Aim: Please reproduce the listing below, substituting "dev_server" for every occurrence of "la_plateforme" and leaving everything else unchanged.

Data supplied:
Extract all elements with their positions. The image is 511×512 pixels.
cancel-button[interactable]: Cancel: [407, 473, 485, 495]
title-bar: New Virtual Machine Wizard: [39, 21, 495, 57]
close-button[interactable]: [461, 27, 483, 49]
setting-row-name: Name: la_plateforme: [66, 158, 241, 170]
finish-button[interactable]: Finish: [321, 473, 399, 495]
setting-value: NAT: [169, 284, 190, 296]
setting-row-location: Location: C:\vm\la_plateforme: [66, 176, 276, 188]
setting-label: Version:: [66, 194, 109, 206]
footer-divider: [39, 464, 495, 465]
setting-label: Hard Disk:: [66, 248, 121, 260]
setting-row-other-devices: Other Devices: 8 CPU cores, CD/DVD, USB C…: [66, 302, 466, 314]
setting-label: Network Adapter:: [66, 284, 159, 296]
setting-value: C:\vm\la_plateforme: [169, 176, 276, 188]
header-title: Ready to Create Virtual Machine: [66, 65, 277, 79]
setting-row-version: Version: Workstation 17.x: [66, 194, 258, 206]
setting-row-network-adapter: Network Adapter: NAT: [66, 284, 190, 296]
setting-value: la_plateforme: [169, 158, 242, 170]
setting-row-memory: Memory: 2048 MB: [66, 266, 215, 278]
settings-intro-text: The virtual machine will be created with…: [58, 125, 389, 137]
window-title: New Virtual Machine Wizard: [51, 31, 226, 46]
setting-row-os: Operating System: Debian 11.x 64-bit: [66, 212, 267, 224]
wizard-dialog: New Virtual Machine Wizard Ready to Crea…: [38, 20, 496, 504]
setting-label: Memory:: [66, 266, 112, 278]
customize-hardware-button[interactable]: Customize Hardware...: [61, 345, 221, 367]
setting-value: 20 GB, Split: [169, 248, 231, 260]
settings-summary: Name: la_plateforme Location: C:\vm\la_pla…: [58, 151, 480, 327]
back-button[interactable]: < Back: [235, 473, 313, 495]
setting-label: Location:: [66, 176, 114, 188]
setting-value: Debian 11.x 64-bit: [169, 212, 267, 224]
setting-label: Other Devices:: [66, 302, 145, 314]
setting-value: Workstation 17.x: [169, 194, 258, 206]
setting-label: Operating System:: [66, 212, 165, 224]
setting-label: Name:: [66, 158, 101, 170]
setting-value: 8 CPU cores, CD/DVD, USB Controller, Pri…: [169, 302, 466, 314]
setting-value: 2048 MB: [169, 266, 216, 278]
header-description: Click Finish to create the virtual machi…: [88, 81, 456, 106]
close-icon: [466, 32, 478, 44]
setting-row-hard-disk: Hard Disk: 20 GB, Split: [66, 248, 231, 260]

Exercise solution:
Extract all elements with their positions. The image is 511×512 pixels.
cancel-button[interactable]: Cancel: [407, 473, 485, 495]
title-bar: New Virtual Machine Wizard: [39, 21, 495, 57]
close-button[interactable]: [461, 27, 483, 49]
setting-row-name: Name: dev_server: [66, 158, 241, 170]
finish-button[interactable]: Finish: [321, 473, 399, 495]
setting-value: NAT: [169, 284, 190, 296]
setting-row-location: Location: C:\vm\dev_server: [66, 176, 276, 188]
setting-label: Version:: [66, 194, 109, 206]
footer-divider: [39, 464, 495, 465]
setting-label: Hard Disk:: [66, 248, 121, 260]
setting-row-other-devices: Other Devices: 8 CPU cores, CD/DVD, USB C…: [66, 302, 466, 314]
setting-label: Network Adapter:: [66, 284, 159, 296]
setting-value: C:\vm\dev_server: [169, 176, 276, 188]
header-title: Ready to Create Virtual Machine: [66, 65, 277, 79]
setting-row-version: Version: Workstation 17.x: [66, 194, 258, 206]
setting-row-network-adapter: Network Adapter: NAT: [66, 284, 190, 296]
setting-value: dev_server: [169, 158, 242, 170]
setting-row-memory: Memory: 2048 MB: [66, 266, 215, 278]
settings-intro-text: The virtual machine will be created with…: [58, 125, 389, 137]
window-title: New Virtual Machine Wizard: [51, 31, 226, 46]
setting-row-os: Operating System: Debian 11.x 64-bit: [66, 212, 267, 224]
wizard-dialog: New Virtual Machine Wizard Ready to Crea…: [38, 20, 496, 504]
setting-label: Memory:: [66, 266, 112, 278]
customize-hardware-button[interactable]: Customize Hardware...: [61, 345, 221, 367]
setting-value: 20 GB, Split: [169, 248, 231, 260]
settings-summary: Name: dev_server Location: C:\vm\la_pla…: [58, 151, 480, 327]
back-button[interactable]: < Back: [235, 473, 313, 495]
setting-label: Location:: [66, 176, 114, 188]
setting-value: Debian 11.x 64-bit: [169, 212, 267, 224]
setting-label: Other Devices:: [66, 302, 145, 314]
setting-value: Workstation 17.x: [169, 194, 258, 206]
setting-label: Operating System:: [66, 212, 165, 224]
setting-label: Name:: [66, 158, 101, 170]
setting-value: 8 CPU cores, CD/DVD, USB Controller, Pri…: [169, 302, 466, 314]
setting-value: 2048 MB: [169, 266, 216, 278]
header-description: Click Finish to create the virtual machi…: [88, 81, 456, 106]
close-icon: [466, 32, 478, 44]
setting-row-hard-disk: Hard Disk: 20 GB, Split: [66, 248, 231, 260]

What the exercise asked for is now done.